**WRITTEN PROBLEM**
Only a number is wanted: how many lines in the listing contain the word "Dimension"?

-- Start TASK INPUTS --

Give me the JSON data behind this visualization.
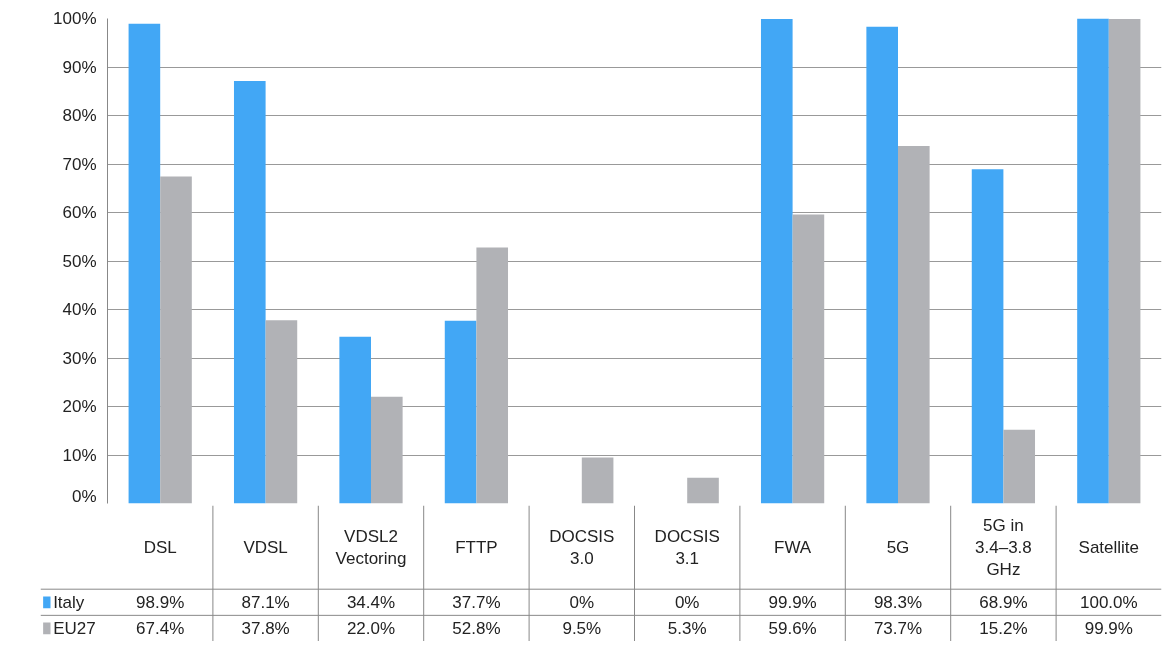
{
  "chart_data": {
    "type": "bar",
    "categories": [
      "DSL",
      "VDSL",
      "VDSL2\nVectoring",
      "FTTP",
      "DOCSIS\n3.0",
      "DOCSIS\n3.1",
      "FWA",
      "5G",
      "5G in\n3.4–3.8\nGHz",
      "Satellite"
    ],
    "series": [
      {
        "name": "Italy",
        "color": "#42a7f5",
        "values": [
          98.9,
          87.1,
          34.4,
          37.7,
          0,
          0,
          99.9,
          98.3,
          68.9,
          100.0
        ],
        "value_labels": [
          "98.9%",
          "87.1%",
          "34.4%",
          "37.7%",
          "0%",
          "0%",
          "99.9%",
          "98.3%",
          "68.9%",
          "100.0%"
        ]
      },
      {
        "name": "EU27",
        "color": "#b1b2b6",
        "values": [
          67.4,
          37.8,
          22.0,
          52.8,
          9.5,
          5.3,
          59.6,
          73.7,
          15.2,
          99.9
        ],
        "value_labels": [
          "67.4%",
          "37.8%",
          "22.0%",
          "52.8%",
          "9.5%",
          "5.3%",
          "59.6%",
          "73.7%",
          "15.2%",
          "99.9%"
        ]
      }
    ],
    "ylim": [
      0,
      100
    ],
    "yticks": [
      {
        "value": 0,
        "label": "0%"
      },
      {
        "value": 10,
        "label": "10%"
      },
      {
        "value": 20,
        "label": "20%"
      },
      {
        "value": 30,
        "label": "30%"
      },
      {
        "value": 40,
        "label": "40%"
      },
      {
        "value": 50,
        "label": "50%"
      },
      {
        "value": 60,
        "label": "60%"
      },
      {
        "value": 70,
        "label": "70%"
      },
      {
        "value": 80,
        "label": "80%"
      },
      {
        "value": 90,
        "label": "90%"
      },
      {
        "value": 100,
        "label": "100%"
      }
    ],
    "grid": "y",
    "legend": "bottom left"
  }
}
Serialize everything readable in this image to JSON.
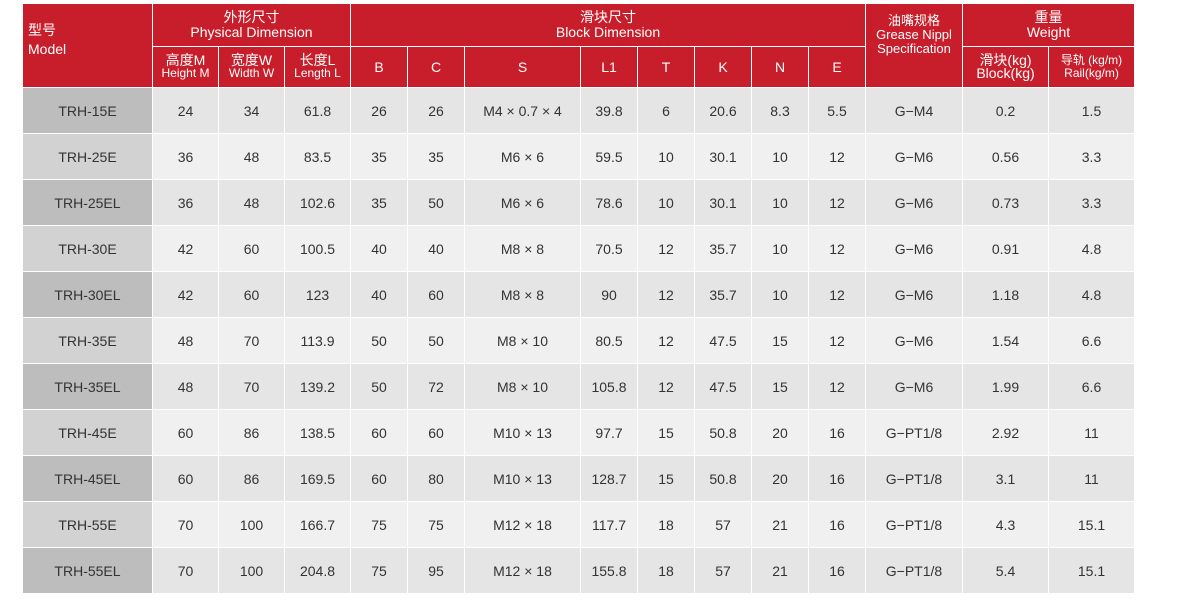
{
  "headers": {
    "model_cn": "型号",
    "model_en": "Model",
    "physical_cn": "外形尺寸",
    "physical_en": "Physical Dimension",
    "block_cn": "滑块尺寸",
    "block_en": "Block Dimension",
    "grease_cn": "油嘴规格",
    "grease_en1": "Grease Nippl",
    "grease_en2": "Specification",
    "weight_cn": "重量",
    "weight_en": "Weight",
    "height_cn": "高度M",
    "height_en": "Height M",
    "width_cn": "宽度W",
    "width_en": "Width W",
    "length_cn": "长度L",
    "length_en": "Length L",
    "B": "B",
    "C": "C",
    "S": "S",
    "L1": "L1",
    "T": "T",
    "K": "K",
    "N": "N",
    "E": "E",
    "block_wt_cn": "滑块(kg)",
    "block_wt_en": "Block(kg)",
    "rail_wt_cn": "导轨 (kg/m)",
    "rail_wt_en": "Rail(kg/m)"
  },
  "rows": [
    [
      "TRH-15E",
      "24",
      "34",
      "61.8",
      "26",
      "26",
      "M4 × 0.7 × 4",
      "39.8",
      "6",
      "20.6",
      "8.3",
      "5.5",
      "G−M4",
      "0.2",
      "1.5"
    ],
    [
      "TRH-25E",
      "36",
      "48",
      "83.5",
      "35",
      "35",
      "M6 × 6",
      "59.5",
      "10",
      "30.1",
      "10",
      "12",
      "G−M6",
      "0.56",
      "3.3"
    ],
    [
      "TRH-25EL",
      "36",
      "48",
      "102.6",
      "35",
      "50",
      "M6 × 6",
      "78.6",
      "10",
      "30.1",
      "10",
      "12",
      "G−M6",
      "0.73",
      "3.3"
    ],
    [
      "TRH-30E",
      "42",
      "60",
      "100.5",
      "40",
      "40",
      "M8 × 8",
      "70.5",
      "12",
      "35.7",
      "10",
      "12",
      "G−M6",
      "0.91",
      "4.8"
    ],
    [
      "TRH-30EL",
      "42",
      "60",
      "123",
      "40",
      "60",
      "M8 × 8",
      "90",
      "12",
      "35.7",
      "10",
      "12",
      "G−M6",
      "1.18",
      "4.8"
    ],
    [
      "TRH-35E",
      "48",
      "70",
      "113.9",
      "50",
      "50",
      "M8 × 10",
      "80.5",
      "12",
      "47.5",
      "15",
      "12",
      "G−M6",
      "1.54",
      "6.6"
    ],
    [
      "TRH-35EL",
      "48",
      "70",
      "139.2",
      "50",
      "72",
      "M8 × 10",
      "105.8",
      "12",
      "47.5",
      "15",
      "12",
      "G−M6",
      "1.99",
      "6.6"
    ],
    [
      "TRH-45E",
      "60",
      "86",
      "138.5",
      "60",
      "60",
      "M10 × 13",
      "97.7",
      "15",
      "50.8",
      "20",
      "16",
      "G−PT1/8",
      "2.92",
      "11"
    ],
    [
      "TRH-45EL",
      "60",
      "86",
      "169.5",
      "60",
      "80",
      "M10 × 13",
      "128.7",
      "15",
      "50.8",
      "20",
      "16",
      "G−PT1/8",
      "3.1",
      "11"
    ],
    [
      "TRH-55E",
      "70",
      "100",
      "166.7",
      "75",
      "75",
      "M12 × 18",
      "117.7",
      "18",
      "57",
      "21",
      "16",
      "G−PT1/8",
      "4.3",
      "15.1"
    ],
    [
      "TRH-55EL",
      "70",
      "100",
      "204.8",
      "75",
      "95",
      "M12 × 18",
      "155.8",
      "18",
      "57",
      "21",
      "16",
      "G−PT1/8",
      "5.4",
      "15.1"
    ]
  ]
}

-- End TASK INPUTS --

**EXPECTED ANSWER**
2